▶ [Problem details]
Show every line where "JSON" occurs.

▶ [Given data]
★ ★ ★ ★ ★

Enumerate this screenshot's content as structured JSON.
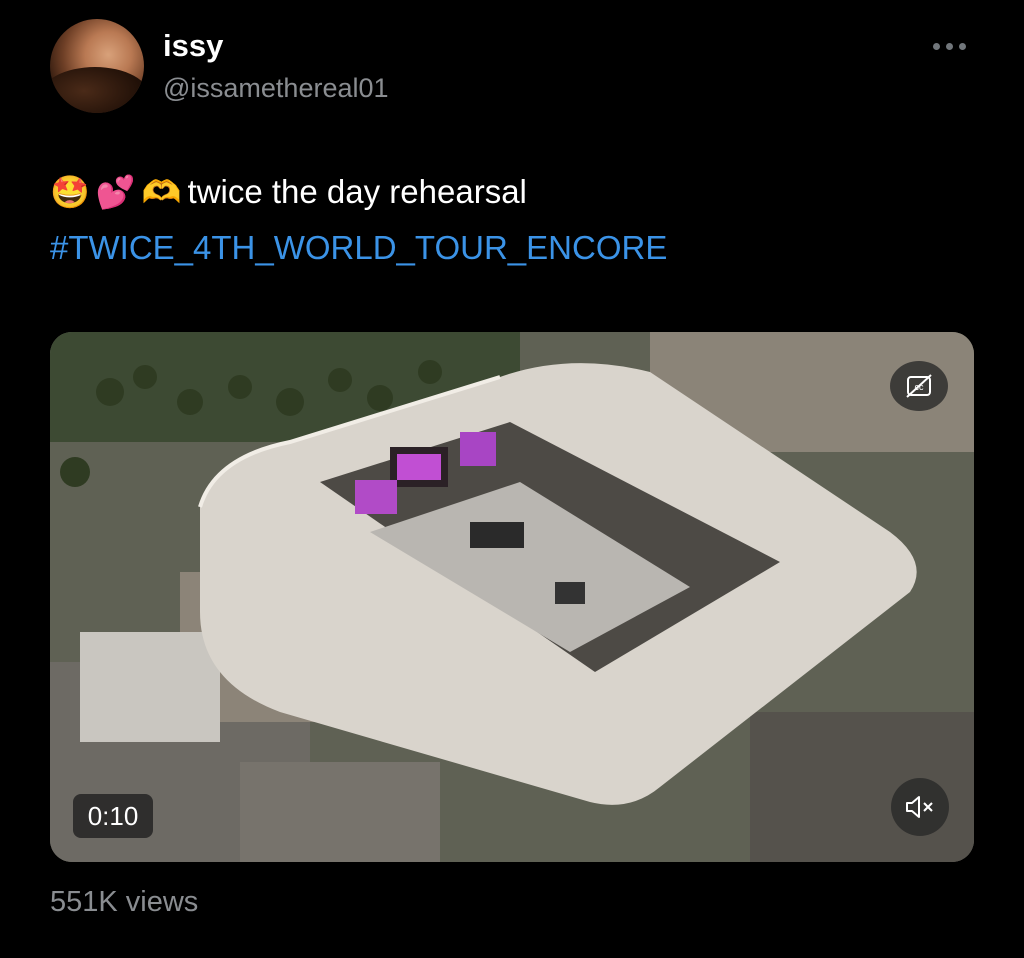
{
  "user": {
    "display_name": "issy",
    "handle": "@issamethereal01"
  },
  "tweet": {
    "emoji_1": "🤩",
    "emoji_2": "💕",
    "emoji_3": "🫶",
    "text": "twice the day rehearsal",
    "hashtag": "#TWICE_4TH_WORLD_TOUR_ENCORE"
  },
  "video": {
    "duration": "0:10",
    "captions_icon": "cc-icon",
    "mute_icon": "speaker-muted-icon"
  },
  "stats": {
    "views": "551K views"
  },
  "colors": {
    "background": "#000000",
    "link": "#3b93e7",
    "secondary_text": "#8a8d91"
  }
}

★ ★ ★ ★ ★

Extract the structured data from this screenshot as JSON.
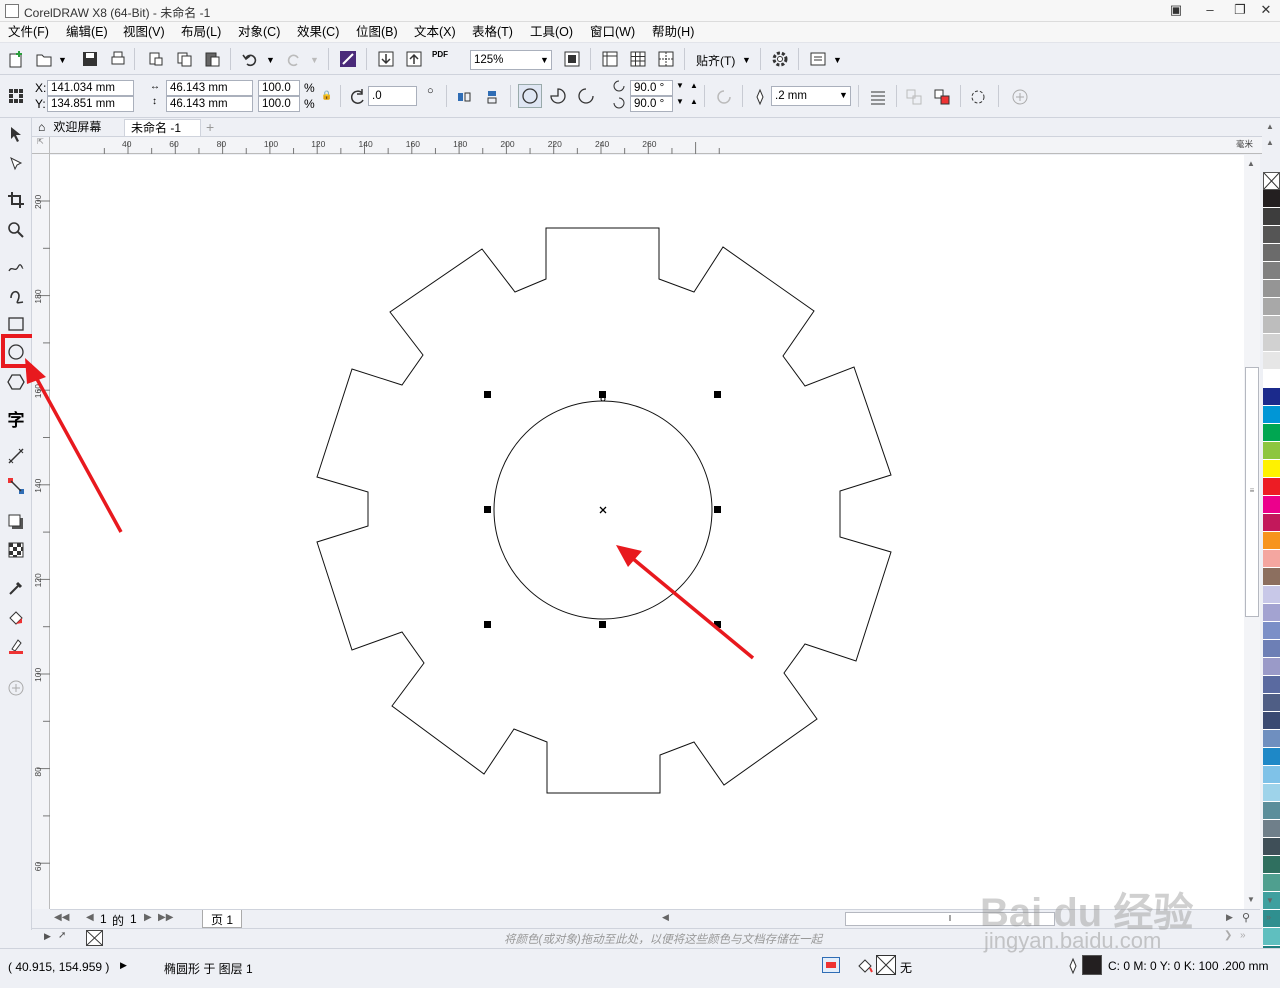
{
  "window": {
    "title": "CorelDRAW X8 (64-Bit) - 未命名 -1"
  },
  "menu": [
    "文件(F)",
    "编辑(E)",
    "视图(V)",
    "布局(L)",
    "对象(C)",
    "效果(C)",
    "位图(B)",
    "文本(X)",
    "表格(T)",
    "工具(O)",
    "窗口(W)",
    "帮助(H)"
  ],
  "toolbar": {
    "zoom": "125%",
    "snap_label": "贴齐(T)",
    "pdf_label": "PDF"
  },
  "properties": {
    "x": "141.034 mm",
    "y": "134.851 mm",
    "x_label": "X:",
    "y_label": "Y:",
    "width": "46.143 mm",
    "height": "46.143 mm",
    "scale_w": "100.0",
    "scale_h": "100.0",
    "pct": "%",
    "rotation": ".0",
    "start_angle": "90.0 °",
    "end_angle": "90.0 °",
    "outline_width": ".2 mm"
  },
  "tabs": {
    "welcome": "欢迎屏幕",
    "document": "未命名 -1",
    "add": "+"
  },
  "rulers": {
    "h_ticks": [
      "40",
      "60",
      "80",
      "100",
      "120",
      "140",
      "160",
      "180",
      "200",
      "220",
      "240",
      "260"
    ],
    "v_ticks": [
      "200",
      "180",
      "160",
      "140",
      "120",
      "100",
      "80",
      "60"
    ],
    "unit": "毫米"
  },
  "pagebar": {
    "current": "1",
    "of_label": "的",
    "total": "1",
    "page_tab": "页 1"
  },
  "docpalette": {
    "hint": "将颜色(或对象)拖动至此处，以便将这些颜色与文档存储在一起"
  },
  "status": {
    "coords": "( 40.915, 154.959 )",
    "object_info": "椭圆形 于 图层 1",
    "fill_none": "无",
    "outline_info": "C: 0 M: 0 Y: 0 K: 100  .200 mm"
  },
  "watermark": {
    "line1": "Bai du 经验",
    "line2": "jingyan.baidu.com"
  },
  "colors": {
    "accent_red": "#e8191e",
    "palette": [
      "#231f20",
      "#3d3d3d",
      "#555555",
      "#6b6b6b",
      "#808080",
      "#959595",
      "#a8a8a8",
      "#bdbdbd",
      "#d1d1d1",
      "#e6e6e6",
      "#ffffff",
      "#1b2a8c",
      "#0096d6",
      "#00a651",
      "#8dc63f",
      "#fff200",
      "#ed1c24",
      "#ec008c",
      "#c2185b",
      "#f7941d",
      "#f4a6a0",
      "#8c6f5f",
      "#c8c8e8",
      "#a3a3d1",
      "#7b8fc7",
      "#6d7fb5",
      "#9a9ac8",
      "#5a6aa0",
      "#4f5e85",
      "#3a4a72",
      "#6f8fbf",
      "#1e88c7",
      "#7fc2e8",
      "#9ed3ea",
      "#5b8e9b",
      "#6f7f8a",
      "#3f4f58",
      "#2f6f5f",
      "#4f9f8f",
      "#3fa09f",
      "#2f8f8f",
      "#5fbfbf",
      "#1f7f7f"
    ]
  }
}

★ ★ ★ ★ ★

▶ [Correct answer]
Enumerate this screenshot's content as structured JSON.
Extract the structured data from this screenshot as JSON.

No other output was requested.